■ **EXERCISE GOAL**
Tally the lines below that contain the word "into", and give only that number.

Dataset records:
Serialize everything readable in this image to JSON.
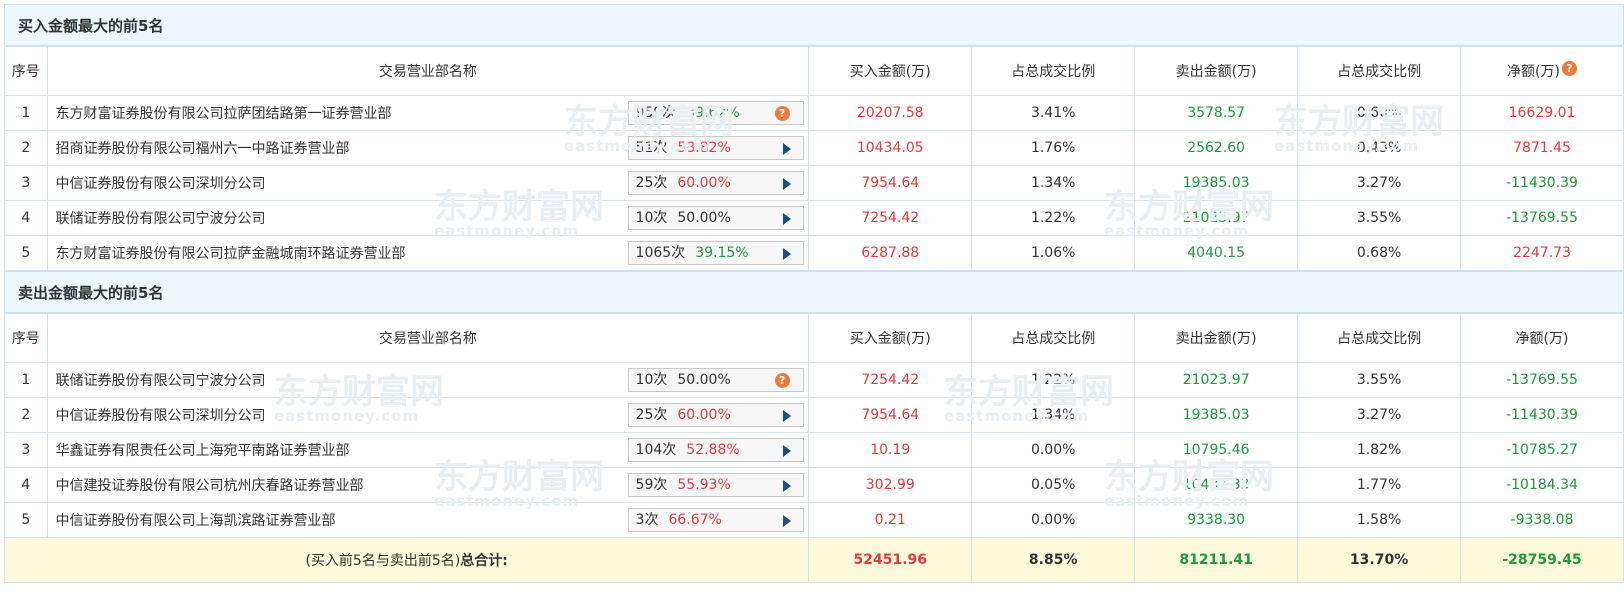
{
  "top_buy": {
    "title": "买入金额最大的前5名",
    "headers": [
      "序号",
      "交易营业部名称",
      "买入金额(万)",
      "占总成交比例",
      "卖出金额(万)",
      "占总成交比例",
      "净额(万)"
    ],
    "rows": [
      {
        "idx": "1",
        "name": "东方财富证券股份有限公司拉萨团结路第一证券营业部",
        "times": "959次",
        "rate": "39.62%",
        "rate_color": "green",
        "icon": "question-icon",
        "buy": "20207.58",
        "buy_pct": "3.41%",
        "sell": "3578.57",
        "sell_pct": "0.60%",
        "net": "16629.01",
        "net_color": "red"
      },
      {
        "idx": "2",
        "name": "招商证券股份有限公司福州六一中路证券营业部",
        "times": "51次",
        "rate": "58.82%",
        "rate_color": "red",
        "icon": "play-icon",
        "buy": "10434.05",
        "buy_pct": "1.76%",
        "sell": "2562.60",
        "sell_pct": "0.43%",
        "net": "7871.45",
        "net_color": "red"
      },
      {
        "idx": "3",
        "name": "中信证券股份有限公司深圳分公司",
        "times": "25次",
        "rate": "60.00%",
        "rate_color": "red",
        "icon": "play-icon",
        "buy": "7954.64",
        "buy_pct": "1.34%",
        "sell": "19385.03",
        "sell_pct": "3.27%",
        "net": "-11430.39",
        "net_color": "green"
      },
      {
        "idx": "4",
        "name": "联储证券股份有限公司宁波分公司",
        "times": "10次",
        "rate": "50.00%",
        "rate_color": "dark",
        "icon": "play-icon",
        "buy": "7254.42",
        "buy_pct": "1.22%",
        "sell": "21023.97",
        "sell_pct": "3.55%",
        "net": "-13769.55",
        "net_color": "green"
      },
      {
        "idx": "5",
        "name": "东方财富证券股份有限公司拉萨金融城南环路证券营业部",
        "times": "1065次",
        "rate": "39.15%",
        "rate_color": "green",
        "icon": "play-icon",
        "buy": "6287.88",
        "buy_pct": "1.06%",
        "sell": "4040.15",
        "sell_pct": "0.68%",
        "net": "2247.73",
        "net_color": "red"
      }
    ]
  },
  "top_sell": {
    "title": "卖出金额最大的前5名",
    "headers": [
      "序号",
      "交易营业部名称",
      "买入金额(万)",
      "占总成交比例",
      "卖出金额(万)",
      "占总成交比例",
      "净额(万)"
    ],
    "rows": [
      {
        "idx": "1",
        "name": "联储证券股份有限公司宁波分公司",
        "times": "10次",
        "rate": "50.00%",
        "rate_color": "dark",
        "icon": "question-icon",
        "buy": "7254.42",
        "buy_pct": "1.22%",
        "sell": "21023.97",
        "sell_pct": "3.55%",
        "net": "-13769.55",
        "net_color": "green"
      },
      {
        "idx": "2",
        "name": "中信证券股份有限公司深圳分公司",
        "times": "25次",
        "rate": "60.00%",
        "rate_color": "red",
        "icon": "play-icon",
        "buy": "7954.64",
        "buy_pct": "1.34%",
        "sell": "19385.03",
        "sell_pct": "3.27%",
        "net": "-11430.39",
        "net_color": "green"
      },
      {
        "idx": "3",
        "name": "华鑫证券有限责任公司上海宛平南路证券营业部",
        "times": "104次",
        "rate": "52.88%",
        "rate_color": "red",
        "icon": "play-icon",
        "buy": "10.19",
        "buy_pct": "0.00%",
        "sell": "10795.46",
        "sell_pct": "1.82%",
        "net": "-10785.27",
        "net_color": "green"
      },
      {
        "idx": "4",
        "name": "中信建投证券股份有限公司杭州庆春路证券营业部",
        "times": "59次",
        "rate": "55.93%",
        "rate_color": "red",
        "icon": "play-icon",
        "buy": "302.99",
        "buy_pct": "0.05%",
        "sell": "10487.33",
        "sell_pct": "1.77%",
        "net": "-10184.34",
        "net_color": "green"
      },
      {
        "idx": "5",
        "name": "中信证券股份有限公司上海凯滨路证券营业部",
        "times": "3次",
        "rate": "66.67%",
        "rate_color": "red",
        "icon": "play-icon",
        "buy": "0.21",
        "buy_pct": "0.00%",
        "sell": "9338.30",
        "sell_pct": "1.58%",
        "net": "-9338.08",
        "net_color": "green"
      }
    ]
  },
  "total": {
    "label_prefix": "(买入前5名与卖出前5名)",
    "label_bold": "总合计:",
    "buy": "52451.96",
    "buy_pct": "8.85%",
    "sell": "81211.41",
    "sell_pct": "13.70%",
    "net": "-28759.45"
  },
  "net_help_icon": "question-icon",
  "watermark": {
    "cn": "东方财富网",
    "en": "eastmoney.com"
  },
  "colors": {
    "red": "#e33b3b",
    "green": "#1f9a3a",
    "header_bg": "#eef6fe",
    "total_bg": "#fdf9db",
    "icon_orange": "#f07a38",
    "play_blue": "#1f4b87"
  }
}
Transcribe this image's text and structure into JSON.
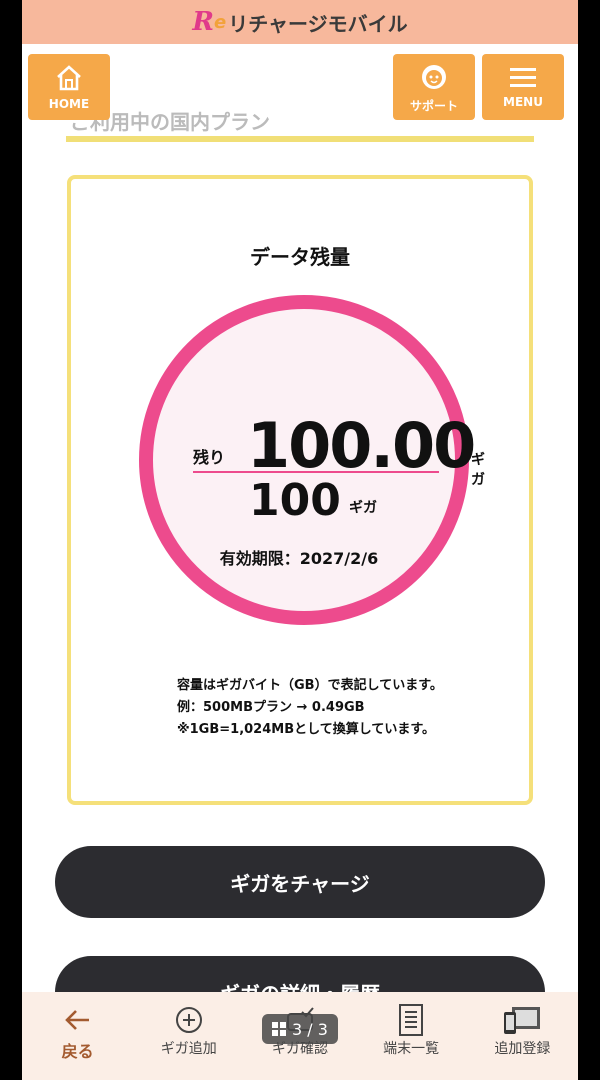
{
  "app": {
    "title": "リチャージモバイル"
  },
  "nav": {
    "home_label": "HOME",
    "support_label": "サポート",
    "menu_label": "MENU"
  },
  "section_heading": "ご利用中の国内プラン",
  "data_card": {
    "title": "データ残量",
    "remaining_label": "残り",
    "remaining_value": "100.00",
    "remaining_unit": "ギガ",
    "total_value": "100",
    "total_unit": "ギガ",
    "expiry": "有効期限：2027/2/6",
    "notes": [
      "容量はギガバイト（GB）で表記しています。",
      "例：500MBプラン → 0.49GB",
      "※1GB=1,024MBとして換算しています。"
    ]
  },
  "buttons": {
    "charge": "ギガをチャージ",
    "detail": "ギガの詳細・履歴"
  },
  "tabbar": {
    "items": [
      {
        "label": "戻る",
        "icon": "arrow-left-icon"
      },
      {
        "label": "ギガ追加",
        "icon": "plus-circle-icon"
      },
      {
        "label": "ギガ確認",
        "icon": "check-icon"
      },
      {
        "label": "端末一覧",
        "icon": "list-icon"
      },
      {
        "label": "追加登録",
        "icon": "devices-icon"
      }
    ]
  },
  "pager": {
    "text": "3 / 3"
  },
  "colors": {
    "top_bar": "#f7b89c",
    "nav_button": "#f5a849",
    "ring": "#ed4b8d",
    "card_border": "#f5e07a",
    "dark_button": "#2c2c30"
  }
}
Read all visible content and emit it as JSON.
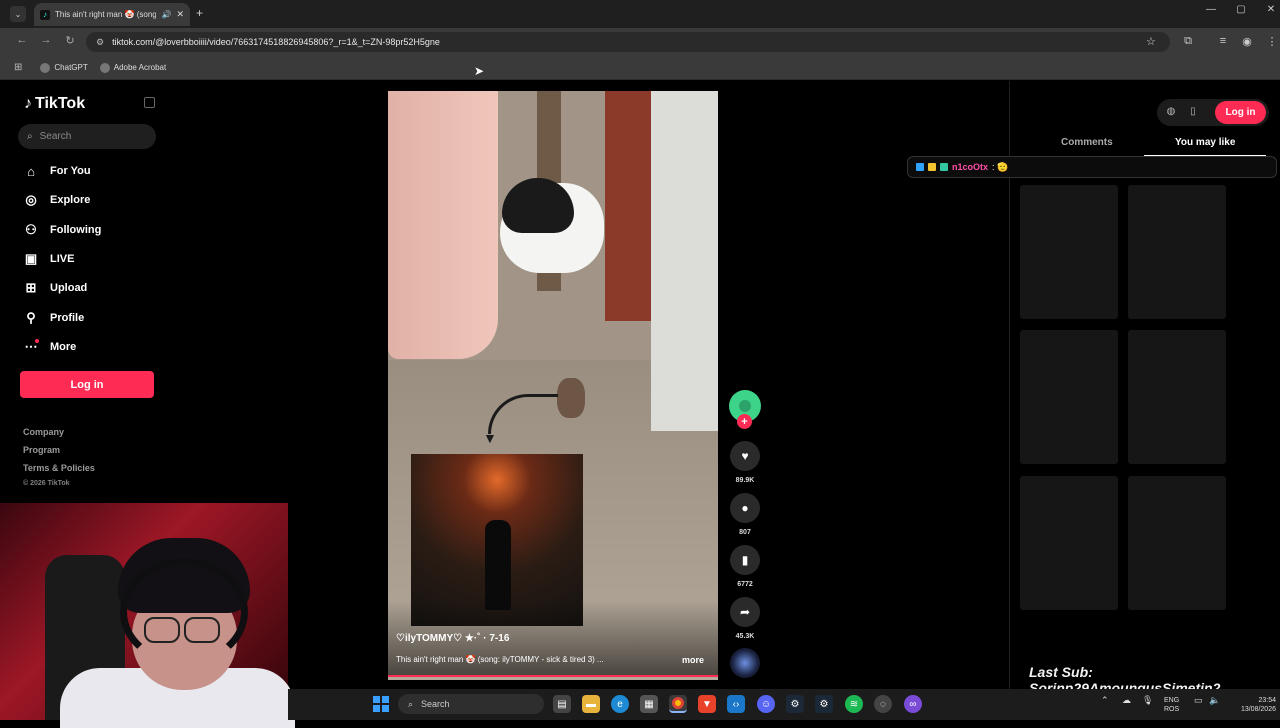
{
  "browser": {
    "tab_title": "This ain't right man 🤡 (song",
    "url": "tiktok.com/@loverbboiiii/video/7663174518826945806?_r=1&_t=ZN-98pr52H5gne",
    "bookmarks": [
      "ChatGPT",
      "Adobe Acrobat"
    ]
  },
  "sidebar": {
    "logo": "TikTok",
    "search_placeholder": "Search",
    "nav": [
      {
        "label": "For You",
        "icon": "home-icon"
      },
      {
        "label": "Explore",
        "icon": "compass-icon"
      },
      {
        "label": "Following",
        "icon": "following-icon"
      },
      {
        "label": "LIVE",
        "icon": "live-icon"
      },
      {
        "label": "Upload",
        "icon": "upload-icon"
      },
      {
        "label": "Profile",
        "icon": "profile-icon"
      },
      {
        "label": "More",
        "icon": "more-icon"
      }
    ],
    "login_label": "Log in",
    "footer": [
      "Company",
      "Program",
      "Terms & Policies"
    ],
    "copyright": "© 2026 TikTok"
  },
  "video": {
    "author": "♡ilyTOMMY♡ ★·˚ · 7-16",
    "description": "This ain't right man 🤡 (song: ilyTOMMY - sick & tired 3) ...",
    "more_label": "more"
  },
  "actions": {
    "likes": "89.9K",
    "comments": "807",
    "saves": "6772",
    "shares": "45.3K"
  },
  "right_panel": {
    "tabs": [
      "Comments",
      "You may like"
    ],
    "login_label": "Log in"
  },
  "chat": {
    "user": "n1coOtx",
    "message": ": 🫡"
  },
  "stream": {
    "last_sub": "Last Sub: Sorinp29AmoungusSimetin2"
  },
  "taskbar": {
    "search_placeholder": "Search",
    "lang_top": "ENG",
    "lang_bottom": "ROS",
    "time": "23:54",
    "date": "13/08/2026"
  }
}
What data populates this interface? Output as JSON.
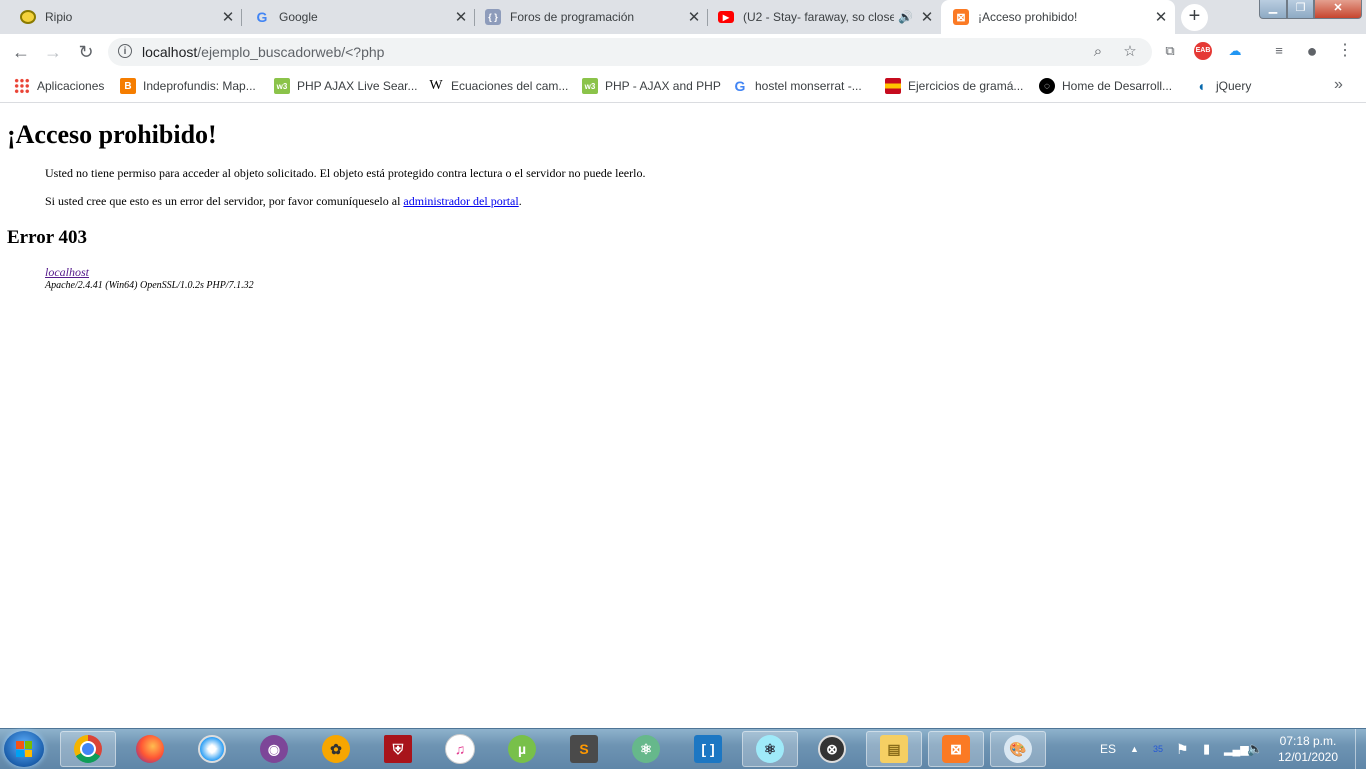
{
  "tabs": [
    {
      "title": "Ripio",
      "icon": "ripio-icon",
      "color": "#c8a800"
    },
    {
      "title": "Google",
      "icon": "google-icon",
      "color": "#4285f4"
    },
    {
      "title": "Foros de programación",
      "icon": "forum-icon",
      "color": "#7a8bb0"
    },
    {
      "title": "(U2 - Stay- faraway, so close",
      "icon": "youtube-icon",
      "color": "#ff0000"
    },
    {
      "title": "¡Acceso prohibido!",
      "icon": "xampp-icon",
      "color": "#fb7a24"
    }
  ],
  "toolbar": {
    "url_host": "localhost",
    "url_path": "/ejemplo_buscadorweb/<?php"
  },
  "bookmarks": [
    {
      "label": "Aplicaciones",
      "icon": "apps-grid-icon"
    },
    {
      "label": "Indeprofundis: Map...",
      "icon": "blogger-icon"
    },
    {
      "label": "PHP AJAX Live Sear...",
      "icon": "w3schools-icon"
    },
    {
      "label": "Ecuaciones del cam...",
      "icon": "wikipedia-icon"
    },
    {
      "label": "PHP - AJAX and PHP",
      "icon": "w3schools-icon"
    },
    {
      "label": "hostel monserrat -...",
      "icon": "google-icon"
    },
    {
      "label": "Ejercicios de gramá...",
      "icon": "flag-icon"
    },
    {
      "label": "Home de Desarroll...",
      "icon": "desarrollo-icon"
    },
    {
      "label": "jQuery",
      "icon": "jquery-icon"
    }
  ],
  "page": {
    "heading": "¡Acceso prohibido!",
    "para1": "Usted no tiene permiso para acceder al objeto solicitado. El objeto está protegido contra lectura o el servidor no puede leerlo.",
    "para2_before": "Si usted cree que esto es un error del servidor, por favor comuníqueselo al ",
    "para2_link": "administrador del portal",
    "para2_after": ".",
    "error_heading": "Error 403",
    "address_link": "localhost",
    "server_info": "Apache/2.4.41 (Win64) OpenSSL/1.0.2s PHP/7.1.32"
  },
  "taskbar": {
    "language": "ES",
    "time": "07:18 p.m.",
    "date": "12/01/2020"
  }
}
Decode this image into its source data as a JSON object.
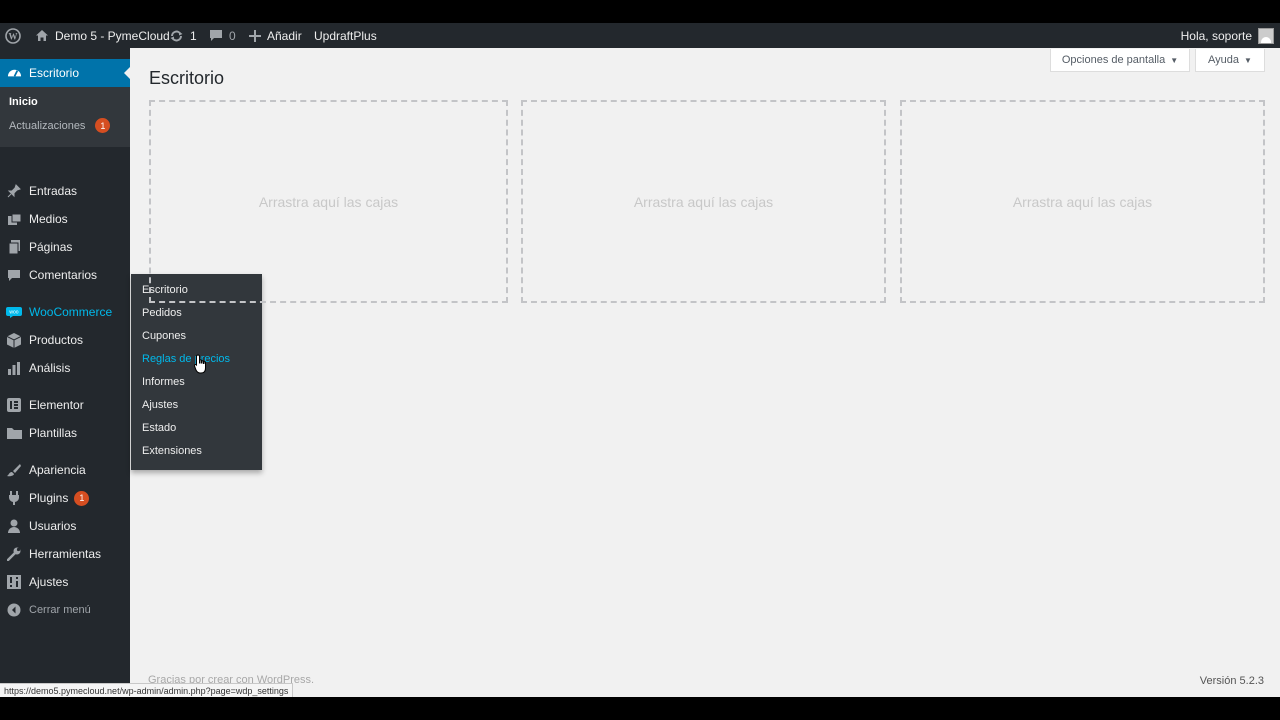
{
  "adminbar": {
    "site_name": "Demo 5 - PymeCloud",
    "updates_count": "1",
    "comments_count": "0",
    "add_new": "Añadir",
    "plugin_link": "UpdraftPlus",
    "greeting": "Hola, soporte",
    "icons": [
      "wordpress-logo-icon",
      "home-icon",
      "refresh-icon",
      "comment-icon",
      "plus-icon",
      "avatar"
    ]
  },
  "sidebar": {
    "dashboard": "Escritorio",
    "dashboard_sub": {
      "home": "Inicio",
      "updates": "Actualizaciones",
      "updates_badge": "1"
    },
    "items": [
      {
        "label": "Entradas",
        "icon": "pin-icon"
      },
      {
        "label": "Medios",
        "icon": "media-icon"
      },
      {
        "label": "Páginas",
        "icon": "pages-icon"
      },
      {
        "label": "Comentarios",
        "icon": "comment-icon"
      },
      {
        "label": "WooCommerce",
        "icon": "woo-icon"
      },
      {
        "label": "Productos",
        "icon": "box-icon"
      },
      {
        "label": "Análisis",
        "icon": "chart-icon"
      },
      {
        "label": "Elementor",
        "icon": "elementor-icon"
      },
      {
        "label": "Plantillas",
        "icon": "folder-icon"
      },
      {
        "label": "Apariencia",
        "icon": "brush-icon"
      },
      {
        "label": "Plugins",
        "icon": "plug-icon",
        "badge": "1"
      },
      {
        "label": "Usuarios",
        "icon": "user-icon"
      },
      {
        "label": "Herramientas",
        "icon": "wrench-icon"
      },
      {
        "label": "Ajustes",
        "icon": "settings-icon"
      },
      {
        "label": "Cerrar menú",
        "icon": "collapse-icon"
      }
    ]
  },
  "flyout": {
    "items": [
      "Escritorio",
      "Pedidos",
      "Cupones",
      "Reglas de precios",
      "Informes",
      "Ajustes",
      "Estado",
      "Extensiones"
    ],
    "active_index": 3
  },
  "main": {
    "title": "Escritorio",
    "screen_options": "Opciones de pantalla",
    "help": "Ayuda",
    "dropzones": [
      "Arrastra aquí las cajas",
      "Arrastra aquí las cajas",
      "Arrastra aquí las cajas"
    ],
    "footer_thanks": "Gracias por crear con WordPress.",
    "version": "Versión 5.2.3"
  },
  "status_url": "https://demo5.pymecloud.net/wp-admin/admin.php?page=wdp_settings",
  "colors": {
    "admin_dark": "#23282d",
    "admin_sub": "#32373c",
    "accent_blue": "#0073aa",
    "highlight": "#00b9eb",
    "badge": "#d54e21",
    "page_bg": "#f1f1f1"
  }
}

■ **EXERCISE OUTPUT**
2